## Exercise directions:
The listing must be reproduced in full, exactly as it stands.
═══
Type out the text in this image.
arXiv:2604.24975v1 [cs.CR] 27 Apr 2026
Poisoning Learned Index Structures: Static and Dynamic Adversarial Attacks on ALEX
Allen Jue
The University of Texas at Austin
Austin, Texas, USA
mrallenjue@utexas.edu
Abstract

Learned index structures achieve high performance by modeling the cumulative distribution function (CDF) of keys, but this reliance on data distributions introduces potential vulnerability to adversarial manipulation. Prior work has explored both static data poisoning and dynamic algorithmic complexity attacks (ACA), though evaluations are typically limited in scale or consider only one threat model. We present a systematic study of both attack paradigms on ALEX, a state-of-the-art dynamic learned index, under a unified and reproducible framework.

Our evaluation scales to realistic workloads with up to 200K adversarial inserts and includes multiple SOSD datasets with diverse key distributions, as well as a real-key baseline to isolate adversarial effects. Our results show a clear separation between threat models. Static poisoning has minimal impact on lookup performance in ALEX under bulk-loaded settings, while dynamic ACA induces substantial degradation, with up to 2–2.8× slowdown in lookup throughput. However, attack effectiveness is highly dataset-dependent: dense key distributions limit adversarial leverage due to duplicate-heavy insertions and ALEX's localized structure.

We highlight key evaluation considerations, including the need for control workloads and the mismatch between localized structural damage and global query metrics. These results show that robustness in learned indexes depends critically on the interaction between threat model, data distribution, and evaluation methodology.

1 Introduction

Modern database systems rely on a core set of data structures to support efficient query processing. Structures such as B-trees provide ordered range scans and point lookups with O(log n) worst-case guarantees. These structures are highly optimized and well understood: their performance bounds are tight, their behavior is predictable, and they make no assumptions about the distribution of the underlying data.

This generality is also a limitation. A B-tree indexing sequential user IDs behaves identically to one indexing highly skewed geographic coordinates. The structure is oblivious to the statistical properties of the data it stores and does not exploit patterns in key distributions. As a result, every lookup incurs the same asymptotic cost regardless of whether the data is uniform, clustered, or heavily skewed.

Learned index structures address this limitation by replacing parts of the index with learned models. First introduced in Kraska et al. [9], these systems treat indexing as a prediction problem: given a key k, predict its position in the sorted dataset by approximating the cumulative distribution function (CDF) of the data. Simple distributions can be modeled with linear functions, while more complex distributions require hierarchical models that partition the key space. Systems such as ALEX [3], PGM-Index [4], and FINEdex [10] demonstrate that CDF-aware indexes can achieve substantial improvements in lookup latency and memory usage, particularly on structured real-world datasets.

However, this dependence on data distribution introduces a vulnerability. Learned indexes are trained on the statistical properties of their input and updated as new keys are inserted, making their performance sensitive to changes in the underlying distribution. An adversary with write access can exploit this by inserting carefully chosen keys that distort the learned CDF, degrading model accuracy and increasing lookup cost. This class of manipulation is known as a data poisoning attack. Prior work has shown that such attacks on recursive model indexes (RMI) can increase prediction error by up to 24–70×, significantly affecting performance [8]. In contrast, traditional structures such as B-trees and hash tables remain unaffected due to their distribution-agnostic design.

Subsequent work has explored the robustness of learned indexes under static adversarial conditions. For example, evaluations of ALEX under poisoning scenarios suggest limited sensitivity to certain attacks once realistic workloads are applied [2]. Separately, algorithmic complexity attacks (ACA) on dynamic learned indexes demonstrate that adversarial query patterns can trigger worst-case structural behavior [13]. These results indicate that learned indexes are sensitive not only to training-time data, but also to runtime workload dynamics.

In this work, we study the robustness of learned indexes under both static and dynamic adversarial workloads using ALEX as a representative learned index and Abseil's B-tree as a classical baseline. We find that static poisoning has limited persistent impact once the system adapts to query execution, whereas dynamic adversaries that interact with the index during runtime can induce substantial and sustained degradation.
═══
## Expected answer:
Type out the text in this image.
arXiv:2604.24975v1 [cs.CR] 27 Apr 2026
Poisoning Learned Index Structures: Static and Dynamic Adversarial Attacks on ALEX
Allen Jue
The University of Texas at Austin
Austin, Texas, USA
mrallenjue@utexas.edu
Abstract

Learned index structures achieve high performance by modeling the cumulative distribution function (CDF) of keys, but this reliance on data distributions introduces potential vulnerability to adversarial manipulation. Prior work has explored both static data poisoning and dynamic algorithmic complexity attacks (ACA), though evaluations are typically limited in scale or consider only one threat model. We present a systematic study of both attack paradigms on ALEX, a state-of-the-art dynamic learned index, under a unified and reproducible framework.

Our evaluation scales to realistic workloads with up to 200K adversarial inserts and includes multiple SOSD datasets with diverse key distributions, as well as a real-key baseline to isolate adversarial effects. Our results show a clear separation between threat models. Static poisoning has minimal impact on lookup performance in ALEX under bulk-loaded settings, while dynamic ACA induces substantial degradation, with up to 2–2.8× slowdown in lookup throughput. However, attack effectiveness is highly dataset-dependent: dense key distributions limit adversarial leverage due to duplicate-heavy insertions and ALEX's localized structure.

We highlight key evaluation considerations, including the need for control workloads and the mismatch between localized structural damage and global query metrics. These results show that robustness in learned indexes depends critically on the interaction between threat model, data distribution, and evaluation methodology.

1 Introduction

Modern database systems rely on a core set of data structures to support efficient query processing. Structures such as B-trees provide ordered range scans and point lookups with O(log n) worst-case guarantees. These structures are highly optimized and well understood: their performance bounds are tight, their behavior is predictable, and they make no assumptions about the distribution of the underlying data.

This generality is also a limitation. A B-tree indexing sequential user IDs behaves identically to one indexing highly skewed geographic coordinates. The structure is oblivious to the statistical properties of the data it stores and does not exploit patterns in key distributions. As a result, every lookup incurs the same asymptotic cost regardless of whether the data is uniform, clustered, or heavily skewed.

Learned index structures address this limitation by replacing parts of the index with learned models. First introduced in Kraska et al. [9], these systems treat indexing as a prediction problem: given a key k, predict its position in the sorted dataset by approximating the cumulative distribution function (CDF) of the data. Simple distributions can be modeled with linear functions, while more complex distributions require hierarchical models that partition the key space. Systems such as ALEX [3], PGM-Index [4], and FINEdex [10] demonstrate that CDF-aware indexes can achieve substantial improvements in lookup latency and memory usage, particularly on structured real-world datasets.

However, this dependence on data distribution introduces a vulnerability. Learned indexes are trained on the statistical properties of their input and updated as new keys are inserted, making their performance sensitive to changes in the underlying distribution. An adversary with write access can exploit this by inserting carefully chosen keys that distort the learned CDF, degrading model accuracy and increasing lookup cost. This class of manipulation is known as a data poisoning attack. Prior work has shown that such attacks on recursive model indexes (RMI) can increase prediction error by up to 24–70×, significantly affecting performance [8]. In contrast, traditional structures such as B-trees and hash tables remain unaffected due to their distribution-agnostic design.

Subsequent work has explored the robustness of learned indexes under static adversarial conditions. For example, evaluations of ALEX under poisoning scenarios suggest limited sensitivity to certain attacks once realistic workloads are applied [2]. Separately, algorithmic complexity attacks (ACA) on dynamic learned indexes demonstrate that adversarial query patterns can trigger worst-case structural behavior [13]. These results indicate that learned indexes are sensitive not only to training-time data, but also to runtime workload dynamics.

In this work, we study the robustness of learned indexes under both static and dynamic adversarial workloads using ALEX as a representative learned index and Abseil's B-tree as a classical baseline. We find that static poisoning has limited persistent impact once the system adapts to query execution, whereas dynamic adversaries that interact with the index during runtime can induce substantial and sustained degradation.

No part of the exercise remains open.